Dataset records
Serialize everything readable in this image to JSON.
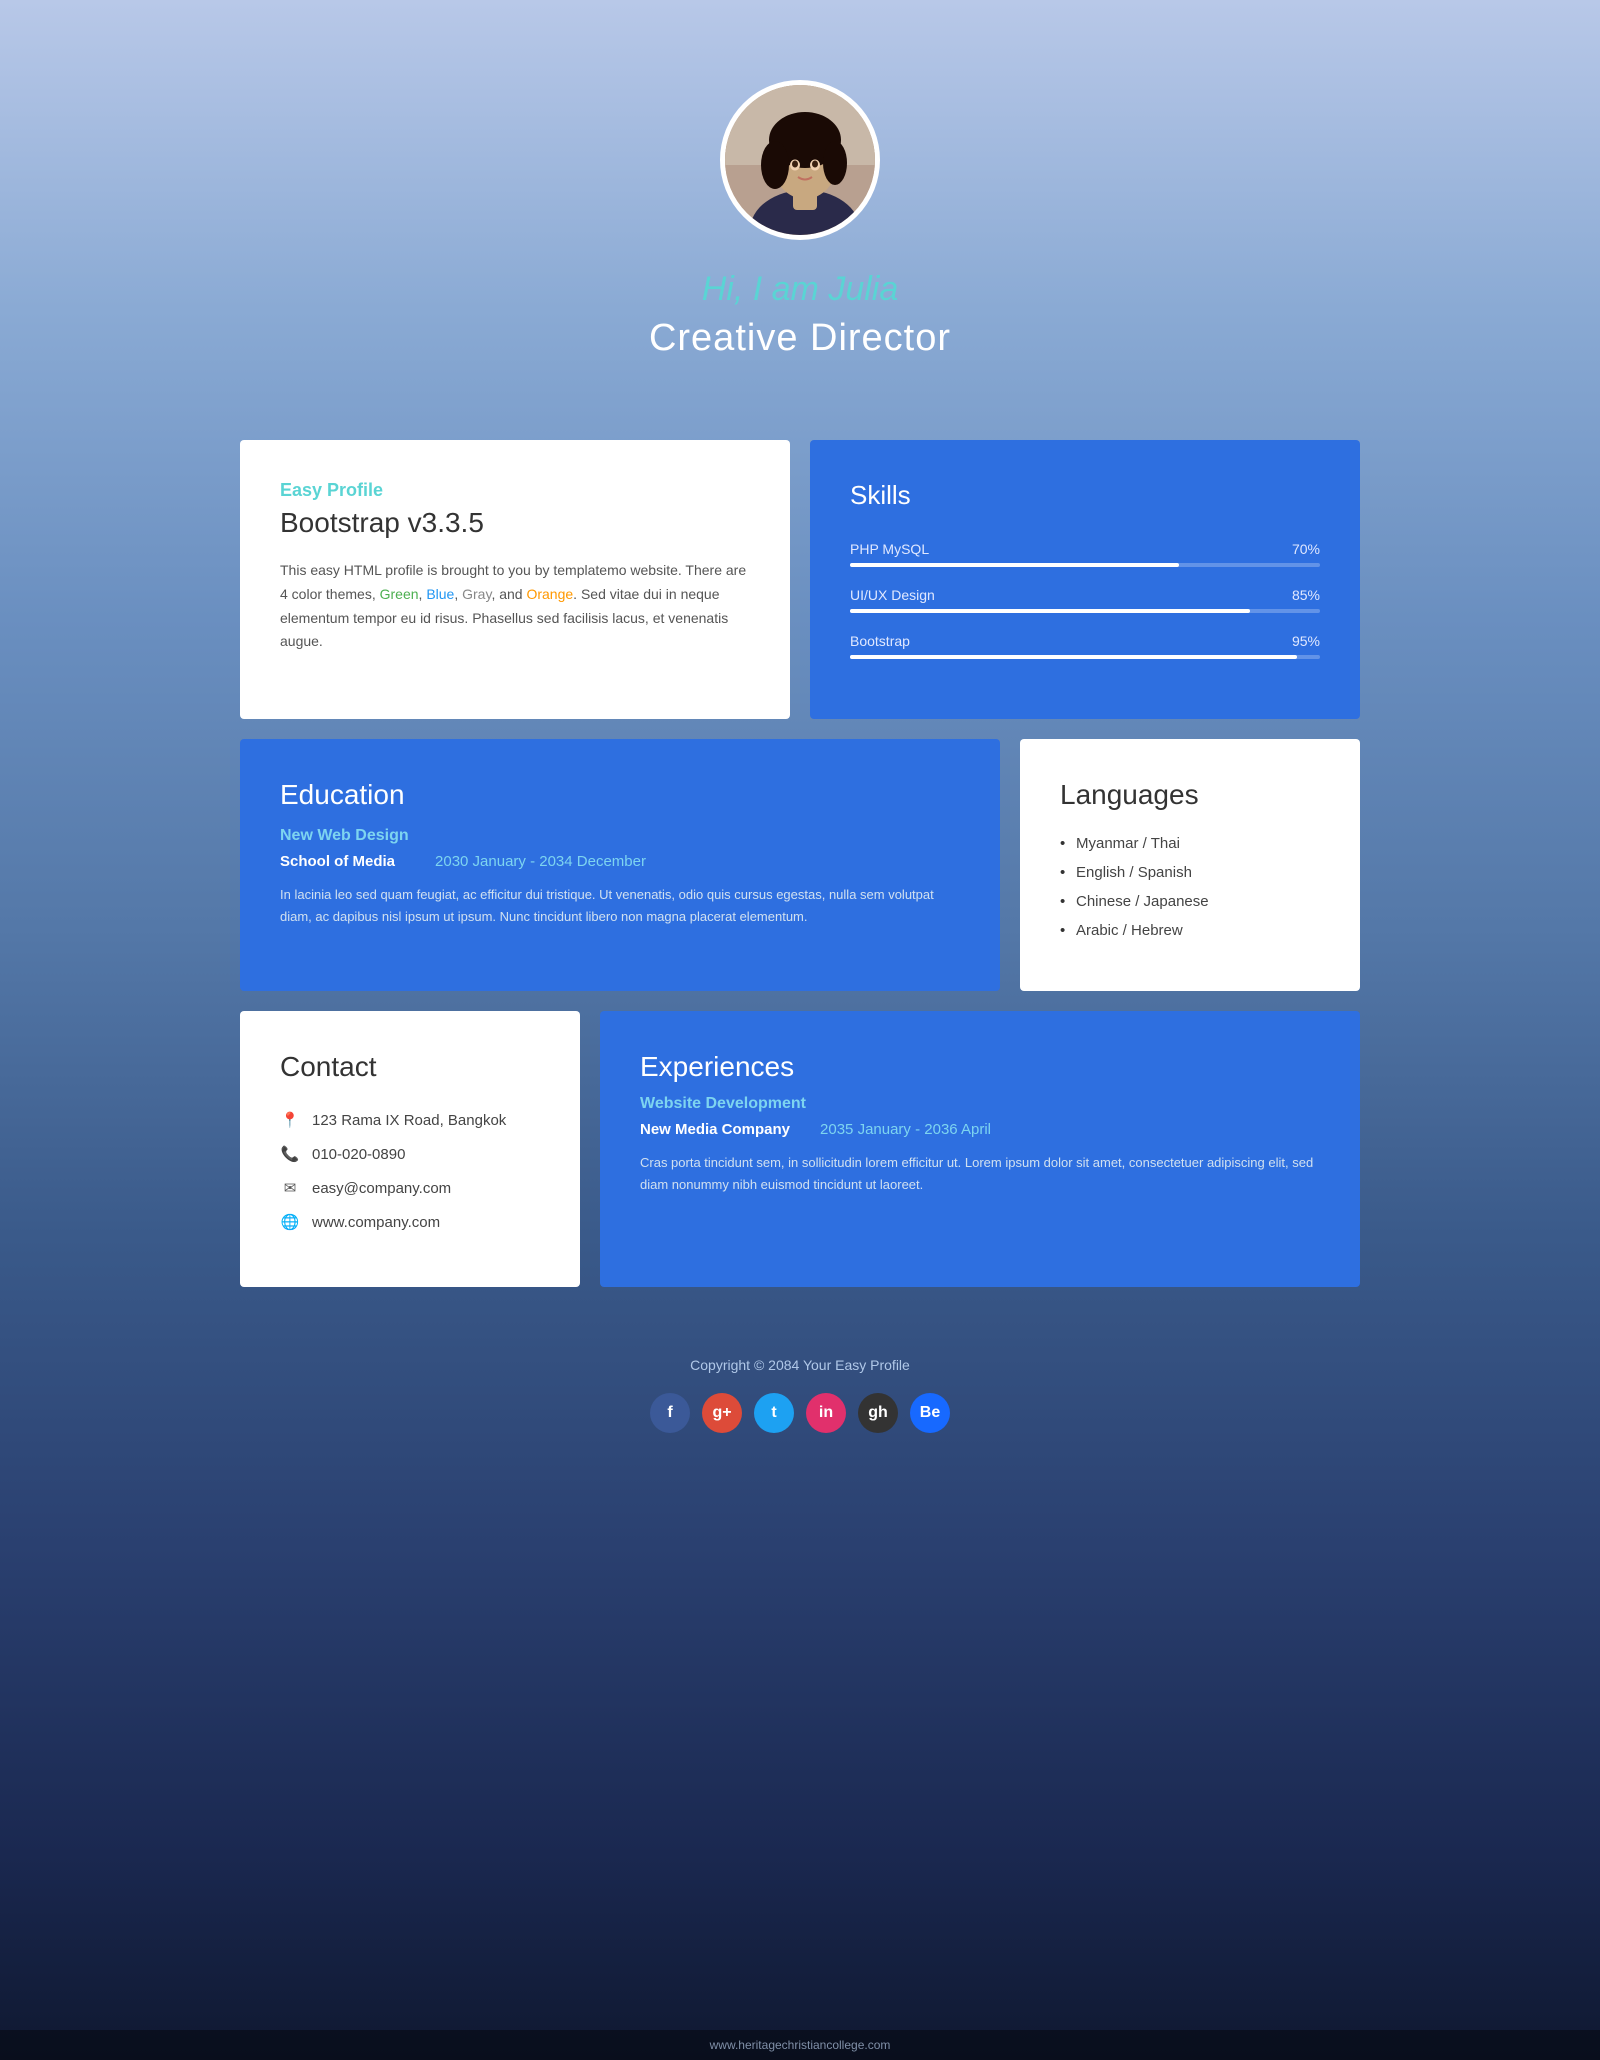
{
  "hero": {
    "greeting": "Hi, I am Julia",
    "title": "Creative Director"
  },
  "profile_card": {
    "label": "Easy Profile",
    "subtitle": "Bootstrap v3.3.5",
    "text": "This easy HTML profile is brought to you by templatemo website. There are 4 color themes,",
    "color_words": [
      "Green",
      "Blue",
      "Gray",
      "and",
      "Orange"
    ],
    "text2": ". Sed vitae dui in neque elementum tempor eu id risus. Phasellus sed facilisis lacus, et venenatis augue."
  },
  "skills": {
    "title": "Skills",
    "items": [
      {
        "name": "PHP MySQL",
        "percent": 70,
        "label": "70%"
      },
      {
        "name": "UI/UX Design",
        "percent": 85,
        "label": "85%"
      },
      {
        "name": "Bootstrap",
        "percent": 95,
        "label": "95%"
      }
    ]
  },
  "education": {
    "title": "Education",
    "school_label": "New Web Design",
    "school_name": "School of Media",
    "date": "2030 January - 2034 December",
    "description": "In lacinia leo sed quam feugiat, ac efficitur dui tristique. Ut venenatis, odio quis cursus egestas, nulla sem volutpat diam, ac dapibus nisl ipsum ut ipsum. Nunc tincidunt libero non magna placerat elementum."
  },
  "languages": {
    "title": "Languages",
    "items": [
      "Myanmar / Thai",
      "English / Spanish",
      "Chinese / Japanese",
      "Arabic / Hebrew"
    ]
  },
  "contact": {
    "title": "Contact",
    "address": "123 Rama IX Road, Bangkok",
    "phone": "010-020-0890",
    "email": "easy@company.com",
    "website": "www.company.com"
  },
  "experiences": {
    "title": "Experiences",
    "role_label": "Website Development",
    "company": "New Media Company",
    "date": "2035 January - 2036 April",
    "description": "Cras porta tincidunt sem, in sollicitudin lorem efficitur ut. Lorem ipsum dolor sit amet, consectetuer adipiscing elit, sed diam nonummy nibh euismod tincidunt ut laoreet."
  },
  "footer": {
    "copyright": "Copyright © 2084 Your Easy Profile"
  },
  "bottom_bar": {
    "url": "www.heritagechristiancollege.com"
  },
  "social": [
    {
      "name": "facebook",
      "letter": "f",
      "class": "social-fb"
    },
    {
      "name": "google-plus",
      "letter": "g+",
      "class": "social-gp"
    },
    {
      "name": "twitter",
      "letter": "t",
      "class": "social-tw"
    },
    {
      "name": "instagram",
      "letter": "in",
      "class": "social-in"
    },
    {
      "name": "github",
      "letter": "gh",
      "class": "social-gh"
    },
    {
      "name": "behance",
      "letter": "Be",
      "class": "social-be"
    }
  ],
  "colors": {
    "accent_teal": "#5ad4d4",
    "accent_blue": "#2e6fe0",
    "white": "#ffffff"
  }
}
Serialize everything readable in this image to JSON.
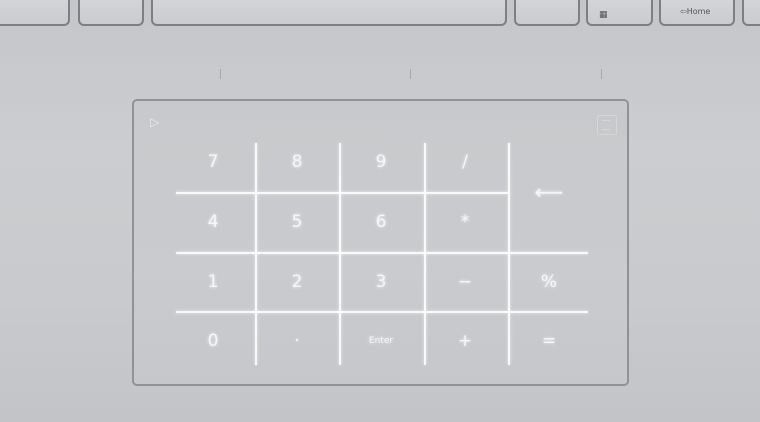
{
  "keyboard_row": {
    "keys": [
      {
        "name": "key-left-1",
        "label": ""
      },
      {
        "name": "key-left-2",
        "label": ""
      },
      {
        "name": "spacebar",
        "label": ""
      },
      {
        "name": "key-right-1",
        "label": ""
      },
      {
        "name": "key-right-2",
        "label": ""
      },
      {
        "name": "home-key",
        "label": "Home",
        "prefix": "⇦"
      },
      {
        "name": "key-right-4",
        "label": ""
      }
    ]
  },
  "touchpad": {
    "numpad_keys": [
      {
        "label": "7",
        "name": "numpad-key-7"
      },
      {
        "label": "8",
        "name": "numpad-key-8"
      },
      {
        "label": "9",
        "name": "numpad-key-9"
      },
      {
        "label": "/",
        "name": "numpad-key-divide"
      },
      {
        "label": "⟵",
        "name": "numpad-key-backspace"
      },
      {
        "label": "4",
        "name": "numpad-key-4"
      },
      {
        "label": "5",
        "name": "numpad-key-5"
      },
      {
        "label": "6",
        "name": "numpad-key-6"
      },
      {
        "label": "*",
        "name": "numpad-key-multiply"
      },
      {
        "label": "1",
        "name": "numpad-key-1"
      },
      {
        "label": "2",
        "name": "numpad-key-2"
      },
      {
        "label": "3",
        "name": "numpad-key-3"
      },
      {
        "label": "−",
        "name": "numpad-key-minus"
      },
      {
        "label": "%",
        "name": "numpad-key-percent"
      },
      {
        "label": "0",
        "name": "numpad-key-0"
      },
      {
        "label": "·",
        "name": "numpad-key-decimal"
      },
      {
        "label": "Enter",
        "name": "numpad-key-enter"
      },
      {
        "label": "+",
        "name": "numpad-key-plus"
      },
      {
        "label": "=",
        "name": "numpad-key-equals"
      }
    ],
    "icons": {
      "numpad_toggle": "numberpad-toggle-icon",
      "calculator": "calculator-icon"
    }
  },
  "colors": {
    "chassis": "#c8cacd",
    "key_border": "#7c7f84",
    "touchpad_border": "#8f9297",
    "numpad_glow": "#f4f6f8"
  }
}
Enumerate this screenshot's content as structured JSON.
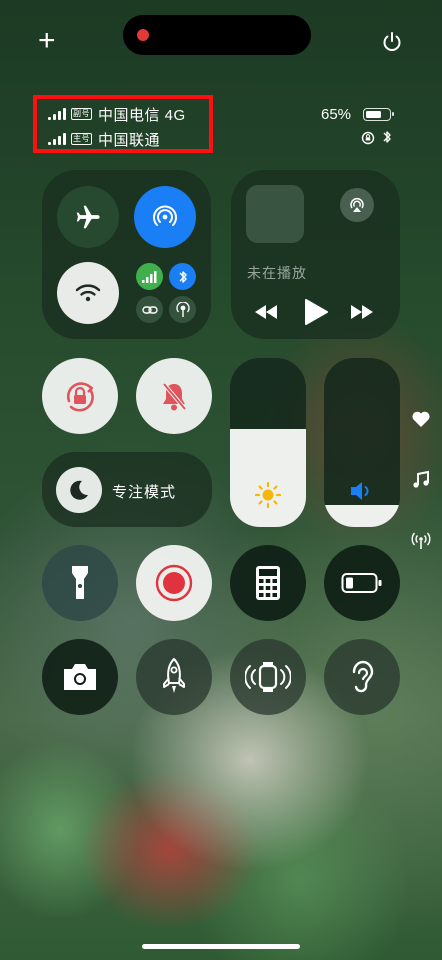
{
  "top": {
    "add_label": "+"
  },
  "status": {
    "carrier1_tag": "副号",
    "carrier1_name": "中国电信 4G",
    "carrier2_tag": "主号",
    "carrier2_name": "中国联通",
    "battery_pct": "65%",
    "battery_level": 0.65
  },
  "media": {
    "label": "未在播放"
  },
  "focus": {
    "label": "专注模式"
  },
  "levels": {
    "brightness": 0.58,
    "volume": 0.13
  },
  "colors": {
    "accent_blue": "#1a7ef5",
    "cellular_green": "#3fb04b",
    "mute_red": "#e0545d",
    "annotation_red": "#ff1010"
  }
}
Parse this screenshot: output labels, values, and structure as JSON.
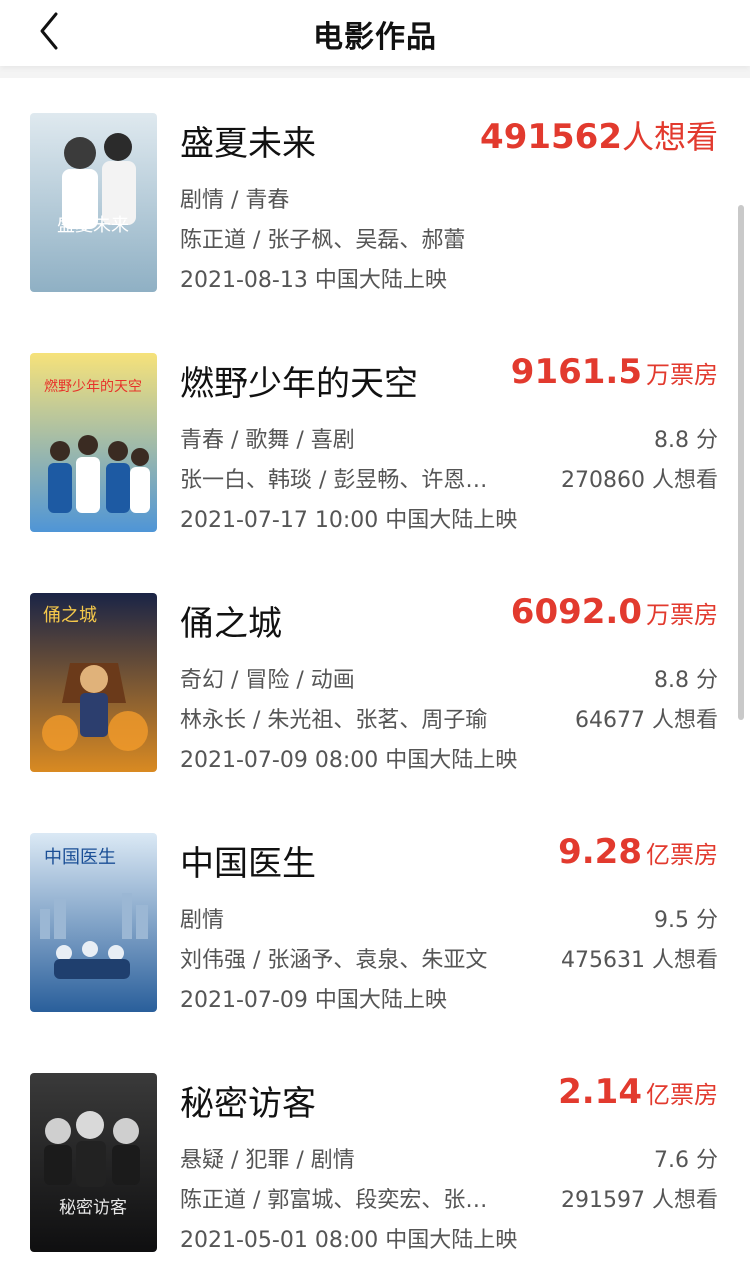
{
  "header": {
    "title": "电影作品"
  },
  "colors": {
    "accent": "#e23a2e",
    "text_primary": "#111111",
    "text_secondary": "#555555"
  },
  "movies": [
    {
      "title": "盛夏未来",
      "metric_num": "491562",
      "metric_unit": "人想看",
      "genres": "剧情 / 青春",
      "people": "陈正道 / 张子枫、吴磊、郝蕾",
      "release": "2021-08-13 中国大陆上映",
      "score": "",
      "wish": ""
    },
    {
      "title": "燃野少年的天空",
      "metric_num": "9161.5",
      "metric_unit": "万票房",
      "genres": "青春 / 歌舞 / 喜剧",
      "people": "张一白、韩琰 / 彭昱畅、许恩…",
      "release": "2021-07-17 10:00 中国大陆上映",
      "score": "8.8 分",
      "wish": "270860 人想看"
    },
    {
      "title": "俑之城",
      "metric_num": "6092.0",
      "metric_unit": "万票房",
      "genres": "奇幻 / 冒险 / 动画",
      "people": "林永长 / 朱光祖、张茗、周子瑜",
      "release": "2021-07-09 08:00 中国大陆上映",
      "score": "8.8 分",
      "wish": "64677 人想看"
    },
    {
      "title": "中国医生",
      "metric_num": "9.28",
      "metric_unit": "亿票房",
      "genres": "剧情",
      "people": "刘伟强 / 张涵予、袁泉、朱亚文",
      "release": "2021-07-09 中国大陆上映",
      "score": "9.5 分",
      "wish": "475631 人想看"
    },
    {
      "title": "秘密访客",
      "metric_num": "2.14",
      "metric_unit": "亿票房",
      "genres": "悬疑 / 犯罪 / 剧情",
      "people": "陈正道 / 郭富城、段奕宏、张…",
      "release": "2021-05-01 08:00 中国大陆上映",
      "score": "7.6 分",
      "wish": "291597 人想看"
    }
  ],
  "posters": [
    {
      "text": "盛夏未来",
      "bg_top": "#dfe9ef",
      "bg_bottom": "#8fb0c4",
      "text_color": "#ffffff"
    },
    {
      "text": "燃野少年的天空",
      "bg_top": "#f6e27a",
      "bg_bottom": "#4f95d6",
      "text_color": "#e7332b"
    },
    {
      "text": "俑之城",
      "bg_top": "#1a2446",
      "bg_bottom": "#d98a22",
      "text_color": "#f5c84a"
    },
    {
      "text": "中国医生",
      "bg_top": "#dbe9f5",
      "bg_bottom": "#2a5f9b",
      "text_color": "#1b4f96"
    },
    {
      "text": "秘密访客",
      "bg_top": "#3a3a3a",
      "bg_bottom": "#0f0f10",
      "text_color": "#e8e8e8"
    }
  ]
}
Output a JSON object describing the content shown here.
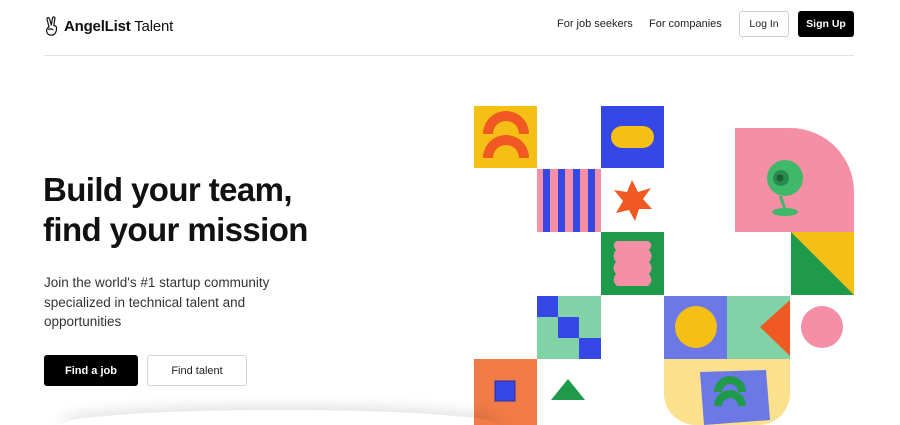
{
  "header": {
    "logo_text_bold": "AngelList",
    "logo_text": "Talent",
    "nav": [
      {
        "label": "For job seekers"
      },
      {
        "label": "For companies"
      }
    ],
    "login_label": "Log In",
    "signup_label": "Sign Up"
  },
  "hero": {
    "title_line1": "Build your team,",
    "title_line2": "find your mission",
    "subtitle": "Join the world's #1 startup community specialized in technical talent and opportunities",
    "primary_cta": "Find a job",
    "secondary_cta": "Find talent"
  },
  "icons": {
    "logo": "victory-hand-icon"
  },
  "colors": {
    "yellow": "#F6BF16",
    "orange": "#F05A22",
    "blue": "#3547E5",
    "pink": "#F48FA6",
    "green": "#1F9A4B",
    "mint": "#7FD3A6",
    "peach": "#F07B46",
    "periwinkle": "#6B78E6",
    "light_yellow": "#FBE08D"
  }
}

• Task objective: In the listing above, locate each line with "Bootstrap" and copy it.

• Result:
    "subtitle": "Bootstrap v3.3.5",
        "name": "Bootstrap",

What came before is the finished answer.